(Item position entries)
::::::
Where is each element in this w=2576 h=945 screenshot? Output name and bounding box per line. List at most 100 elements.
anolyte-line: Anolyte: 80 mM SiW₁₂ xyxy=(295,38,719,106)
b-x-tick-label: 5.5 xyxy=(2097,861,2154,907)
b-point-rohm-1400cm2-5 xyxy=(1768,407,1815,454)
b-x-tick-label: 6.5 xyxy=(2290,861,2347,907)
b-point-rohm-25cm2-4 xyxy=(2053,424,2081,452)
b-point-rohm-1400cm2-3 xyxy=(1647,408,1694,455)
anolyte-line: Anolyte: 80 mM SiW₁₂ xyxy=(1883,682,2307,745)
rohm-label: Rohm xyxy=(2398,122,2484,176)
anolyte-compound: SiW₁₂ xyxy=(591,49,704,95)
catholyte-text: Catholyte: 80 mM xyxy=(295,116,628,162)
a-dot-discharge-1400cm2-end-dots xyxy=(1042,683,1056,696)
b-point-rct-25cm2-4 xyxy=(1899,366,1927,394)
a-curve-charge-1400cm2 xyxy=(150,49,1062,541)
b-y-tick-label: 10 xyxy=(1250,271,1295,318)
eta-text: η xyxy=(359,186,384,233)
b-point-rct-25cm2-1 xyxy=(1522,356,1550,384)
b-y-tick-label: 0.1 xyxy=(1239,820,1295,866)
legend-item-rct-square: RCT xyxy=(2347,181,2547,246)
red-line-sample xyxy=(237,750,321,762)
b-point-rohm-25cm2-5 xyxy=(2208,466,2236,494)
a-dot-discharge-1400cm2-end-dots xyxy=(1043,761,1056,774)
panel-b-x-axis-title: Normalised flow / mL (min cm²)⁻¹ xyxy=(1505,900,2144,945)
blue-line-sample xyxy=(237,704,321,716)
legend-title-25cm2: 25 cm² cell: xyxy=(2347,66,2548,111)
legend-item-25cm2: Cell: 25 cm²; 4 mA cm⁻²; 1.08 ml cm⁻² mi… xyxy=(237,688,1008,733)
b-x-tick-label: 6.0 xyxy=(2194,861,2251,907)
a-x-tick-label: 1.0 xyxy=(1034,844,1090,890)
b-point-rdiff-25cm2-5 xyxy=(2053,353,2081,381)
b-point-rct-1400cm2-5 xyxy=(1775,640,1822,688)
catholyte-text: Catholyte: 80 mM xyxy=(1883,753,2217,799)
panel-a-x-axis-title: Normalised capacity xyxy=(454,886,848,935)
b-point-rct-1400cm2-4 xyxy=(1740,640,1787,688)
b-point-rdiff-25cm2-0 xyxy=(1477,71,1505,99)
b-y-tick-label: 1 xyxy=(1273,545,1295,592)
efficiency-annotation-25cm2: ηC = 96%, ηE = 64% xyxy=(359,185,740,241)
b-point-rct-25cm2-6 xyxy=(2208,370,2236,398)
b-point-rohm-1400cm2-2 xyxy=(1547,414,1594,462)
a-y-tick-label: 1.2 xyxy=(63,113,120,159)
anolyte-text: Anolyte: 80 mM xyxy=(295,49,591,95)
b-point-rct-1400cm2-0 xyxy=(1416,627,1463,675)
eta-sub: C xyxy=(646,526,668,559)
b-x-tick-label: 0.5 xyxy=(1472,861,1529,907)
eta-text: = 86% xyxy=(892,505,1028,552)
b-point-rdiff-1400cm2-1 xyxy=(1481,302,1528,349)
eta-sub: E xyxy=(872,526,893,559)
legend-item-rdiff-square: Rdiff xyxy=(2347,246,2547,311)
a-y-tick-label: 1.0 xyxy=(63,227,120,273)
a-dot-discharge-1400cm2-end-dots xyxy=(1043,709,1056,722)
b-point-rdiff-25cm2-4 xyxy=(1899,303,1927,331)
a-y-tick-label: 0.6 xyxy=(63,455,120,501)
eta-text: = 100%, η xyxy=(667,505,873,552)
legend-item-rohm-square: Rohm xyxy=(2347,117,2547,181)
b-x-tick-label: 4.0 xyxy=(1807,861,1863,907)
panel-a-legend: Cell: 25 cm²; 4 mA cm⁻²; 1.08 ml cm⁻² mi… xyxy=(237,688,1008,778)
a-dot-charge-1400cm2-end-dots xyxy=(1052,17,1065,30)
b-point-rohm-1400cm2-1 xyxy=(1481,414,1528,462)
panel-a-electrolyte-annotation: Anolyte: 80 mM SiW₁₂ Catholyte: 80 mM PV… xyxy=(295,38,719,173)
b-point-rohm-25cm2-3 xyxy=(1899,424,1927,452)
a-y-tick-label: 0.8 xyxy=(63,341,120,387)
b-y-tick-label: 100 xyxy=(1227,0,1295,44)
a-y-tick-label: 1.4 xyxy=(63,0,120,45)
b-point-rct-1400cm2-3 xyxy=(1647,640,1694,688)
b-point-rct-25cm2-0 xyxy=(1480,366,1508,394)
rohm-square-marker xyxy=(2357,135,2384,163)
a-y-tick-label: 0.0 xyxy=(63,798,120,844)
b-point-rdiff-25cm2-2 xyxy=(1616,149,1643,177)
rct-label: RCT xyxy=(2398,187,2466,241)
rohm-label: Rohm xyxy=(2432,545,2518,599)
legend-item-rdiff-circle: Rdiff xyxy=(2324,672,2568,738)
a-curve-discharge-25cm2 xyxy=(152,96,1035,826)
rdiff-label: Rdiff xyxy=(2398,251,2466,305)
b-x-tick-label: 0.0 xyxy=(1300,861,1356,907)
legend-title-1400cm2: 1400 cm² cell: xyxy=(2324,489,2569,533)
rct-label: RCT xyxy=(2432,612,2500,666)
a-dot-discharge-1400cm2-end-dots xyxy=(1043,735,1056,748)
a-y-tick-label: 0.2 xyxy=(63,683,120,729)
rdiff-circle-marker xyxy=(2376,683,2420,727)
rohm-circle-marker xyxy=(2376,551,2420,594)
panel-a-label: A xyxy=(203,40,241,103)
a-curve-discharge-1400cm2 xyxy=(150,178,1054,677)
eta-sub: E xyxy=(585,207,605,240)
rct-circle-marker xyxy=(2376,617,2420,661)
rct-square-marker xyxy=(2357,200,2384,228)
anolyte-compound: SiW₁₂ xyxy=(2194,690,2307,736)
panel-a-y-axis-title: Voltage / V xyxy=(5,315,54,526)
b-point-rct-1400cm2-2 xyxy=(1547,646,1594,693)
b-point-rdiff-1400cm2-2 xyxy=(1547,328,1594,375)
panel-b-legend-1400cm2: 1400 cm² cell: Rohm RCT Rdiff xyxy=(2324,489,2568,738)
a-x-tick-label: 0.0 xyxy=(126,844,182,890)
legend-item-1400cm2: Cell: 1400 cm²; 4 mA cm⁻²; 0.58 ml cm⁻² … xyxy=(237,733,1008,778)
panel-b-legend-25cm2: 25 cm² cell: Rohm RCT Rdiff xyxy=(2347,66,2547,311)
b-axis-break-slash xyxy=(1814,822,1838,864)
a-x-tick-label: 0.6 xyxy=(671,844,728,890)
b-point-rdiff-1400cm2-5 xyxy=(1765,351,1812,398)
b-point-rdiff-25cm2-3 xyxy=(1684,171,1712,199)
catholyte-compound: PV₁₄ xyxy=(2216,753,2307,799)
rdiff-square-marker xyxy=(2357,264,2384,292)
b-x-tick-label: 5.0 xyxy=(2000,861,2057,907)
::::::
Exercise brief: Copy every line of the records above word for word, keeping the original order.

Solution for this problem:
Where is each element in this w=2576 h=945 screenshot? Output name and bounding box per line. List at most 100 elements.
anolyte-line: Anolyte: 80 mM SiW₁₂ xyxy=(295,38,719,106)
b-x-tick-label: 5.5 xyxy=(2097,861,2154,907)
b-point-rohm-1400cm2-5 xyxy=(1768,407,1815,454)
b-x-tick-label: 6.5 xyxy=(2290,861,2347,907)
b-point-rohm-25cm2-4 xyxy=(2053,424,2081,452)
b-point-rohm-1400cm2-3 xyxy=(1647,408,1694,455)
anolyte-line: Anolyte: 80 mM SiW₁₂ xyxy=(1883,682,2307,745)
rohm-label: Rohm xyxy=(2398,122,2484,176)
anolyte-compound: SiW₁₂ xyxy=(591,49,704,95)
catholyte-text: Catholyte: 80 mM xyxy=(295,116,628,162)
a-dot-discharge-1400cm2-end-dots xyxy=(1042,683,1056,696)
b-point-rct-25cm2-4 xyxy=(1899,366,1927,394)
a-curve-charge-1400cm2 xyxy=(150,49,1062,541)
b-y-tick-label: 10 xyxy=(1250,271,1295,318)
eta-text: η xyxy=(359,186,384,233)
b-point-rct-25cm2-1 xyxy=(1522,356,1550,384)
b-y-tick-label: 0.1 xyxy=(1239,820,1295,866)
legend-item-rct-square: RCT xyxy=(2347,181,2547,246)
red-line-sample xyxy=(237,750,321,762)
b-point-rohm-25cm2-5 xyxy=(2208,466,2236,494)
a-dot-discharge-1400cm2-end-dots xyxy=(1043,761,1056,774)
panel-b-x-axis-title: Normalised flow / mL (min cm²)⁻¹ xyxy=(1505,900,2144,945)
blue-line-sample xyxy=(237,704,321,716)
legend-title-25cm2: 25 cm² cell: xyxy=(2347,66,2548,111)
legend-item-25cm2: Cell: 25 cm²; 4 mA cm⁻²; 1.08 ml cm⁻² mi… xyxy=(237,688,1008,733)
b-x-tick-label: 6.0 xyxy=(2194,861,2251,907)
a-x-tick-label: 1.0 xyxy=(1034,844,1090,890)
b-point-rdiff-25cm2-5 xyxy=(2053,353,2081,381)
b-point-rct-1400cm2-5 xyxy=(1775,640,1822,688)
catholyte-text: Catholyte: 80 mM xyxy=(1883,753,2217,799)
panel-a-x-axis-title: Normalised capacity xyxy=(454,886,848,935)
b-point-rct-1400cm2-4 xyxy=(1740,640,1787,688)
b-point-rdiff-25cm2-0 xyxy=(1477,71,1505,99)
b-y-tick-label: 1 xyxy=(1273,545,1295,592)
efficiency-annotation-25cm2: ηC = 96%, ηE = 64% xyxy=(359,185,740,241)
b-point-rct-25cm2-6 xyxy=(2208,370,2236,398)
b-point-rohm-1400cm2-2 xyxy=(1547,414,1594,462)
a-y-tick-label: 1.2 xyxy=(63,113,120,159)
anolyte-text: Anolyte: 80 mM xyxy=(295,49,591,95)
b-point-rct-1400cm2-0 xyxy=(1416,627,1463,675)
eta-sub: C xyxy=(646,526,668,559)
b-x-tick-label: 0.5 xyxy=(1472,861,1529,907)
eta-text: = 86% xyxy=(892,505,1028,552)
b-point-rdiff-1400cm2-1 xyxy=(1481,302,1528,349)
eta-sub: E xyxy=(872,526,893,559)
legend-item-rdiff-square: Rdiff xyxy=(2347,246,2547,311)
a-y-tick-label: 1.0 xyxy=(63,227,120,273)
a-dot-discharge-1400cm2-end-dots xyxy=(1043,709,1056,722)
b-point-rdiff-25cm2-4 xyxy=(1899,303,1927,331)
a-y-tick-label: 0.6 xyxy=(63,455,120,501)
eta-text: = 100%, η xyxy=(667,505,873,552)
legend-item-rohm-square: Rohm xyxy=(2347,117,2547,181)
b-x-tick-label: 4.0 xyxy=(1807,861,1863,907)
panel-a-legend: Cell: 25 cm²; 4 mA cm⁻²; 1.08 ml cm⁻² mi… xyxy=(237,688,1008,778)
a-dot-charge-1400cm2-end-dots xyxy=(1052,17,1065,30)
b-point-rohm-1400cm2-1 xyxy=(1481,414,1528,462)
panel-a-electrolyte-annotation: Anolyte: 80 mM SiW₁₂ Catholyte: 80 mM PV… xyxy=(295,38,719,173)
b-point-rohm-25cm2-3 xyxy=(1899,424,1927,452)
a-y-tick-label: 0.8 xyxy=(63,341,120,387)
b-y-tick-label: 100 xyxy=(1227,0,1295,44)
a-y-tick-label: 1.4 xyxy=(63,0,120,45)
b-point-rct-1400cm2-3 xyxy=(1647,640,1694,688)
b-point-rct-25cm2-0 xyxy=(1480,366,1508,394)
rohm-square-marker xyxy=(2357,135,2384,163)
a-y-tick-label: 0.0 xyxy=(63,798,120,844)
b-point-rdiff-25cm2-2 xyxy=(1616,149,1643,177)
rct-label: RCT xyxy=(2398,187,2466,241)
rohm-label: Rohm xyxy=(2432,545,2518,599)
legend-item-rdiff-circle: Rdiff xyxy=(2324,672,2568,738)
a-curve-discharge-25cm2 xyxy=(152,96,1035,826)
rdiff-label: Rdiff xyxy=(2398,251,2466,305)
b-x-tick-label: 0.0 xyxy=(1300,861,1356,907)
legend-title-1400cm2: 1400 cm² cell: xyxy=(2324,489,2569,533)
rct-label: RCT xyxy=(2432,612,2500,666)
a-dot-discharge-1400cm2-end-dots xyxy=(1043,735,1056,748)
a-y-tick-label: 0.2 xyxy=(63,683,120,729)
rdiff-circle-marker xyxy=(2376,683,2420,727)
rohm-circle-marker xyxy=(2376,551,2420,594)
panel-a-label: A xyxy=(203,40,241,103)
a-curve-discharge-1400cm2 xyxy=(150,178,1054,677)
eta-sub: E xyxy=(585,207,605,240)
rct-circle-marker xyxy=(2376,617,2420,661)
rct-square-marker xyxy=(2357,200,2384,228)
anolyte-compound: SiW₁₂ xyxy=(2194,690,2307,736)
panel-a-y-axis-title: Voltage / V xyxy=(5,315,54,526)
b-point-rct-1400cm2-2 xyxy=(1547,646,1594,693)
b-point-rdiff-1400cm2-2 xyxy=(1547,328,1594,375)
panel-b-legend-1400cm2: 1400 cm² cell: Rohm RCT Rdiff xyxy=(2324,489,2568,738)
a-x-tick-label: 0.0 xyxy=(126,844,182,890)
legend-item-1400cm2: Cell: 1400 cm²; 4 mA cm⁻²; 0.58 ml cm⁻² … xyxy=(237,733,1008,778)
panel-b-legend-25cm2: 25 cm² cell: Rohm RCT Rdiff xyxy=(2347,66,2547,311)
b-axis-break-slash xyxy=(1814,822,1838,864)
a-x-tick-label: 0.6 xyxy=(671,844,728,890)
b-point-rdiff-1400cm2-5 xyxy=(1765,351,1812,398)
b-point-rdiff-25cm2-3 xyxy=(1684,171,1712,199)
catholyte-compound: PV₁₄ xyxy=(2216,753,2307,799)
rdiff-square-marker xyxy=(2357,264,2384,292)
b-x-tick-label: 5.0 xyxy=(2000,861,2057,907)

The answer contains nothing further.